** start Dataset entries **

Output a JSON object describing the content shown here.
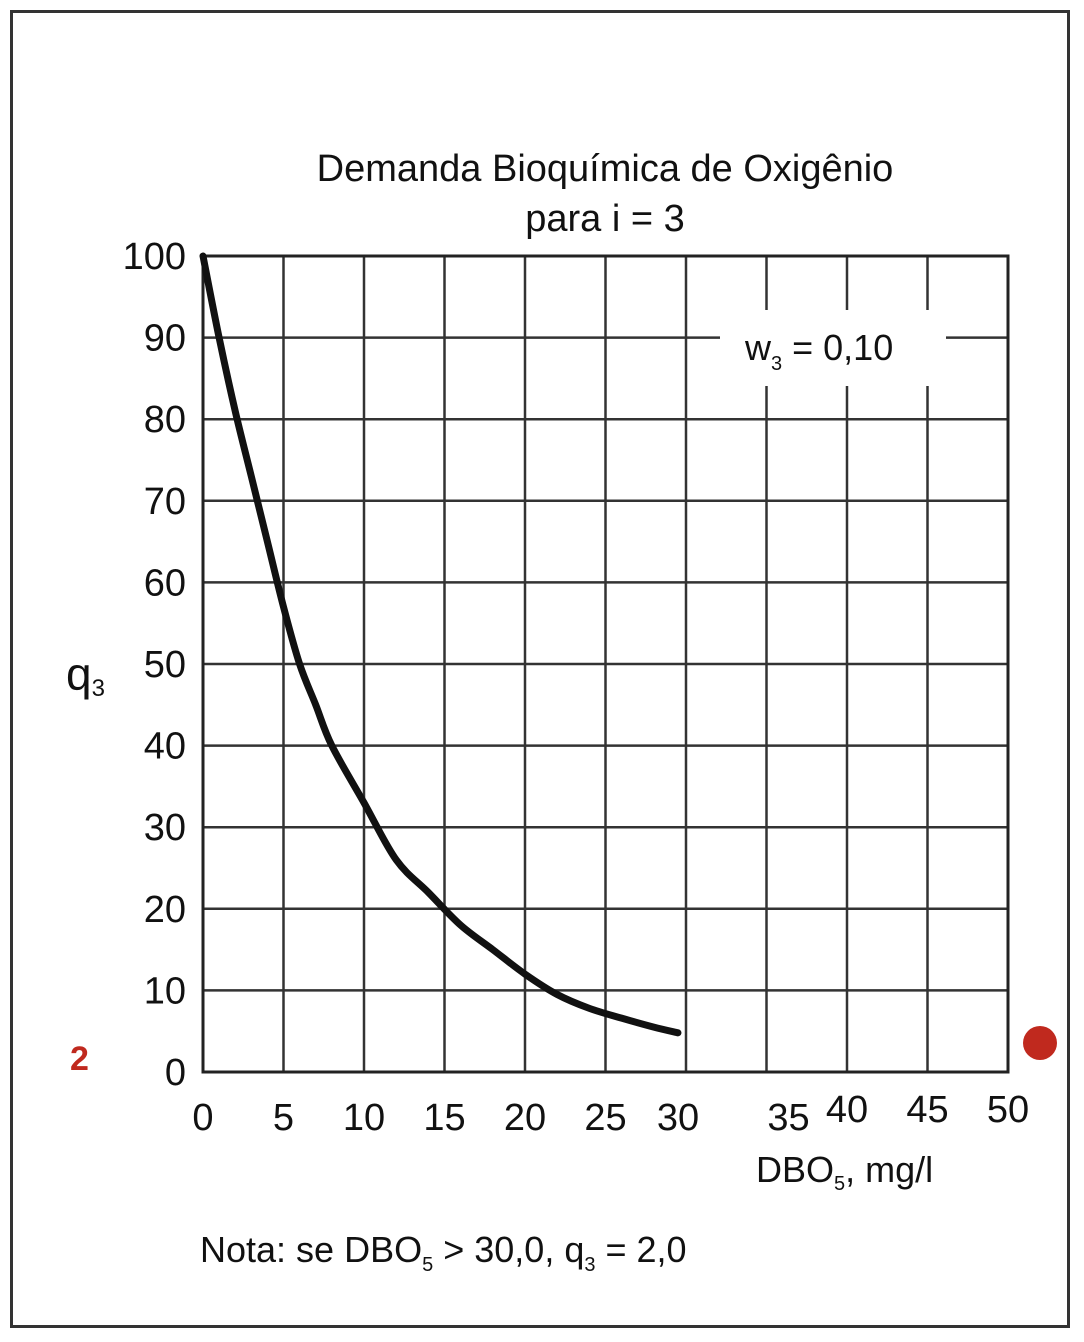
{
  "chart_data": {
    "type": "line",
    "title": "Demanda Bioquímica de Oxigênio",
    "subtitle": "para i = 3",
    "ylabel": {
      "main": "q",
      "sub": "3"
    },
    "xlabel": {
      "main": "DBO",
      "sub": "5",
      "rest": ", mg/l"
    },
    "xlim": [
      0,
      50
    ],
    "ylim": [
      0,
      100
    ],
    "x_ticks": [
      "0",
      "5",
      "10",
      "15",
      "20",
      "25",
      "30",
      "35",
      "40",
      "45",
      "50"
    ],
    "y_ticks": [
      "0",
      "10",
      "20",
      "30",
      "40",
      "50",
      "60",
      "70",
      "80",
      "90",
      "100"
    ],
    "grid": true,
    "weight_label": {
      "main": "w",
      "sub": "3",
      "rest": " = 0,10"
    },
    "note": {
      "a": "Nota: se DBO",
      "a_sub": "5",
      "b": " > 30,0,  q",
      "b_sub": "3",
      "c": " = 2,0"
    },
    "series": [
      {
        "x": [
          0,
          1,
          2,
          3,
          4,
          5,
          6,
          7,
          8,
          10,
          12,
          14,
          16,
          18,
          20,
          22,
          24,
          26,
          28,
          29.5
        ],
        "y": [
          100,
          90,
          81,
          73,
          65,
          57,
          50,
          45,
          40,
          33,
          26,
          22,
          18,
          15,
          12,
          9.5,
          7.8,
          6.6,
          5.5,
          4.8
        ]
      }
    ],
    "annotations": {
      "side_value": "2",
      "side_value_color": "#c0291e",
      "marker_color": "#c0291e"
    }
  }
}
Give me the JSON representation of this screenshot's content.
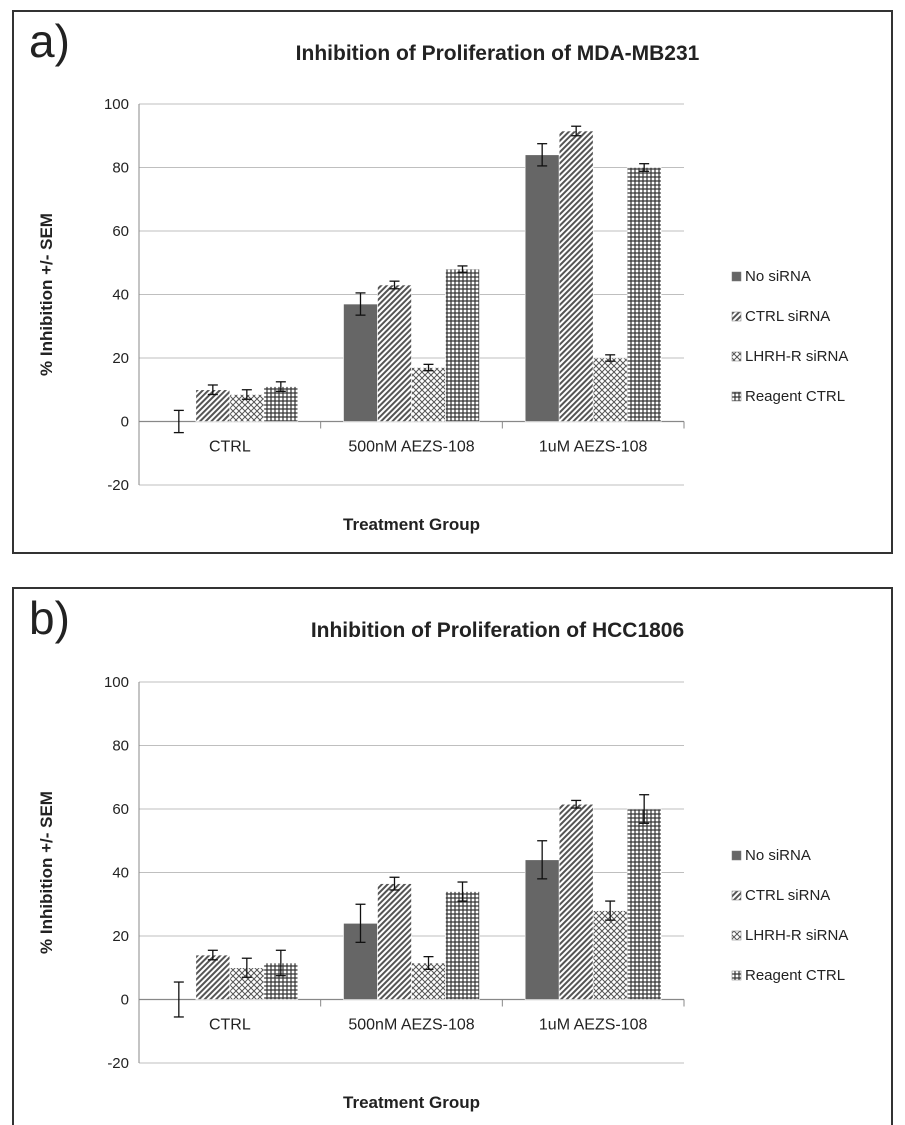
{
  "chart_data": [
    {
      "type": "bar",
      "panel_label": "a)",
      "title": "Inhibition of Proliferation of MDA-MB231",
      "xlabel": "Treatment Group",
      "ylabel": "% Inhibition +/- SEM",
      "ylim": [
        -20,
        100
      ],
      "yticks": [
        -20,
        0,
        20,
        40,
        60,
        80,
        100
      ],
      "grid": true,
      "legend_position": "right",
      "categories": [
        "CTRL",
        "500nM AEZS-108",
        "1uM AEZS-108"
      ],
      "series": [
        {
          "name": "No siRNA",
          "values": [
            0,
            37,
            84
          ],
          "errors": [
            3.5,
            3.5,
            3.5
          ],
          "pattern": "solid"
        },
        {
          "name": "CTRL siRNA",
          "values": [
            10,
            43,
            91.5
          ],
          "errors": [
            1.5,
            1.2,
            1.5
          ],
          "pattern": "diagonal"
        },
        {
          "name": "LHRH-R siRNA",
          "values": [
            8.5,
            17,
            20
          ],
          "errors": [
            1.5,
            1.0,
            1.0
          ],
          "pattern": "crosshatch"
        },
        {
          "name": "Reagent CTRL",
          "values": [
            11,
            48,
            80
          ],
          "errors": [
            1.5,
            1.0,
            1.2
          ],
          "pattern": "grid"
        }
      ]
    },
    {
      "type": "bar",
      "panel_label": "b)",
      "title": "Inhibition of Proliferation of HCC1806",
      "xlabel": "Treatment Group",
      "ylabel": "% Inhibition +/- SEM",
      "ylim": [
        -20,
        100
      ],
      "yticks": [
        -20,
        0,
        20,
        40,
        60,
        80,
        100
      ],
      "grid": true,
      "legend_position": "right",
      "categories": [
        "CTRL",
        "500nM AEZS-108",
        "1uM AEZS-108"
      ],
      "series": [
        {
          "name": "No siRNA",
          "values": [
            0,
            24,
            44
          ],
          "errors": [
            5.5,
            6,
            6
          ],
          "pattern": "solid"
        },
        {
          "name": "CTRL siRNA",
          "values": [
            14,
            36.5,
            61.5
          ],
          "errors": [
            1.5,
            2,
            1.2
          ],
          "pattern": "diagonal"
        },
        {
          "name": "LHRH-R siRNA",
          "values": [
            10,
            11.5,
            28
          ],
          "errors": [
            3,
            2,
            3
          ],
          "pattern": "crosshatch"
        },
        {
          "name": "Reagent CTRL",
          "values": [
            11.5,
            34,
            60
          ],
          "errors": [
            4,
            3,
            4.5
          ],
          "pattern": "grid"
        }
      ]
    }
  ],
  "colors": {
    "bar_solid": "#666666",
    "pattern_line": "#555555",
    "gridline": "#bfbfbf",
    "axis": "#888888"
  }
}
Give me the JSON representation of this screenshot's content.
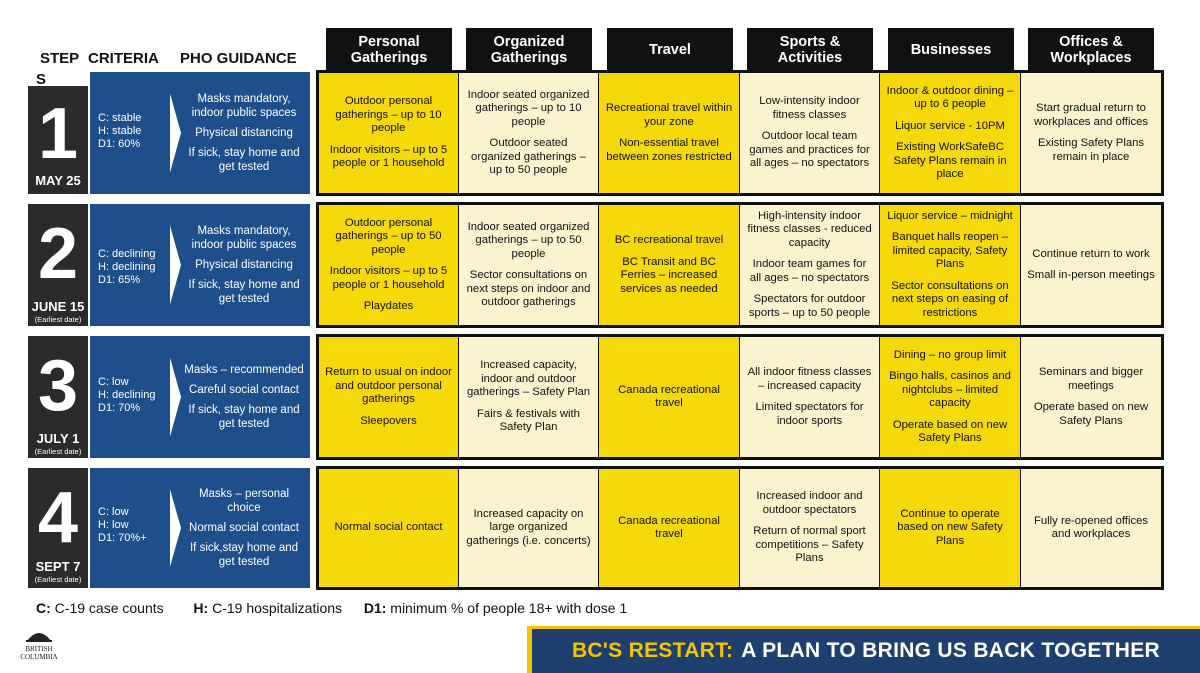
{
  "header": {
    "step_label": "STEP",
    "criteria_label": "CRITERIA",
    "pho_label": "PHO GUIDANCE",
    "stray_letter": "S",
    "columns": [
      "Personal\nGatherings",
      "Organized\nGatherings",
      "Travel",
      "Sports &\nActivities",
      "Businesses",
      "Offices &\nWorkplaces"
    ]
  },
  "steps": [
    {
      "number": "1",
      "date": "MAY 25",
      "note": "",
      "criteria": "C: stable\nH: stable\nD1: 60%",
      "pho": [
        "Masks mandatory, indoor public spaces",
        "Physical distancing",
        "If sick, stay home and get tested"
      ],
      "cells": [
        [
          "Outdoor personal gatherings – up to 10 people",
          "Indoor visitors – up to 5 people or 1 household"
        ],
        [
          "Indoor seated organized gatherings – up to 10 people",
          "Outdoor seated organized gatherings – up to 50 people"
        ],
        [
          "Recreational travel within your zone",
          "Non-essential travel between zones restricted"
        ],
        [
          "Low-intensity indoor fitness classes",
          "Outdoor local team games and practices for all ages – no spectators"
        ],
        [
          "Indoor & outdoor dining – up to 6 people",
          "Liquor service - 10PM",
          "Existing WorkSafeBC Safety Plans remain in place"
        ],
        [
          "Start gradual return to workplaces and offices",
          "Existing Safety Plans remain in place"
        ]
      ]
    },
    {
      "number": "2",
      "date": "JUNE 15",
      "note": "(Earliest date)",
      "criteria": "C: declining\nH: declining\nD1: 65%",
      "pho": [
        "Masks mandatory, indoor public spaces",
        "Physical distancing",
        "If sick, stay home and get tested"
      ],
      "cells": [
        [
          "Outdoor personal gatherings – up to 50 people",
          "Indoor visitors – up to 5 people or 1 household",
          "Playdates"
        ],
        [
          "Indoor seated organized gatherings – up to 50 people",
          "Sector consultations on next steps on indoor and outdoor gatherings"
        ],
        [
          "BC recreational travel",
          "BC Transit and BC Ferries – increased services as needed"
        ],
        [
          "High-intensity indoor fitness classes - reduced capacity",
          "Indoor team games for all ages – no spectators",
          "Spectators for outdoor sports – up to 50 people"
        ],
        [
          "Liquor service – midnight",
          "Banquet halls reopen – limited capacity, Safety Plans",
          "Sector consultations on next steps on easing of restrictions"
        ],
        [
          "Continue return to work",
          "Small in-person meetings"
        ]
      ]
    },
    {
      "number": "3",
      "date": "JULY 1",
      "note": "(Earliest date)",
      "criteria": "C: low\nH: declining\nD1: 70%",
      "pho": [
        "Masks – recommended",
        "Careful social contact",
        "If sick, stay home and get tested"
      ],
      "cells": [
        [
          "Return to usual on indoor and outdoor personal gatherings",
          "Sleepovers"
        ],
        [
          "Increased capacity, indoor and outdoor gatherings – Safety Plan",
          "Fairs & festivals with Safety Plan"
        ],
        [
          "Canada recreational travel"
        ],
        [
          "All indoor fitness classes – increased capacity",
          "Limited spectators for indoor sports"
        ],
        [
          "Dining – no group limit",
          "Bingo halls, casinos and nightclubs – limited capacity",
          "Operate based on new Safety Plans"
        ],
        [
          "Seminars and bigger meetings",
          "Operate based on new Safety Plans"
        ]
      ]
    },
    {
      "number": "4",
      "date": "SEPT 7",
      "note": "(Earliest date)",
      "criteria": "C: low\nH: low\nD1: 70%+",
      "pho": [
        "Masks – personal choice",
        "Normal social contact",
        "If sick,stay home and get tested"
      ],
      "cells": [
        [
          "Normal social contact"
        ],
        [
          "Increased capacity on large organized gatherings (i.e. concerts)"
        ],
        [
          "Canada recreational travel"
        ],
        [
          "Increased indoor and outdoor spectators",
          "Return of normal sport competitions – Safety Plans"
        ],
        [
          "Continue to operate based on new Safety Plans"
        ],
        [
          "Fully re-opened offices and workplaces"
        ]
      ]
    }
  ],
  "legend": {
    "c_key": "C:",
    "c_text": "C-19 case counts",
    "h_key": "H:",
    "h_text": "C-19 hospitalizations",
    "d_key": "D1:",
    "d_text": "minimum % of people 18+ with dose 1"
  },
  "logo": {
    "line1": "BRITISH",
    "line2": "COLUMBIA"
  },
  "banner": {
    "accent": "BC'S RESTART:",
    "text": "A PLAN TO BRING US BACK TOGETHER"
  },
  "colors": {
    "navy": "#1f4e8c",
    "yellow": "#f5d90a",
    "cream": "#fbf2cf",
    "dark": "#2b2b2b",
    "banner": "#1f3f6e",
    "gold": "#f5c400"
  }
}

** end Dataset entries **

Goal: Gather up every line from the listing above in which the word "remain" occurs.

Reply:
          "Existing WorkSafeBC Safety Plans remain in place"
          "Existing Safety Plans remain in place"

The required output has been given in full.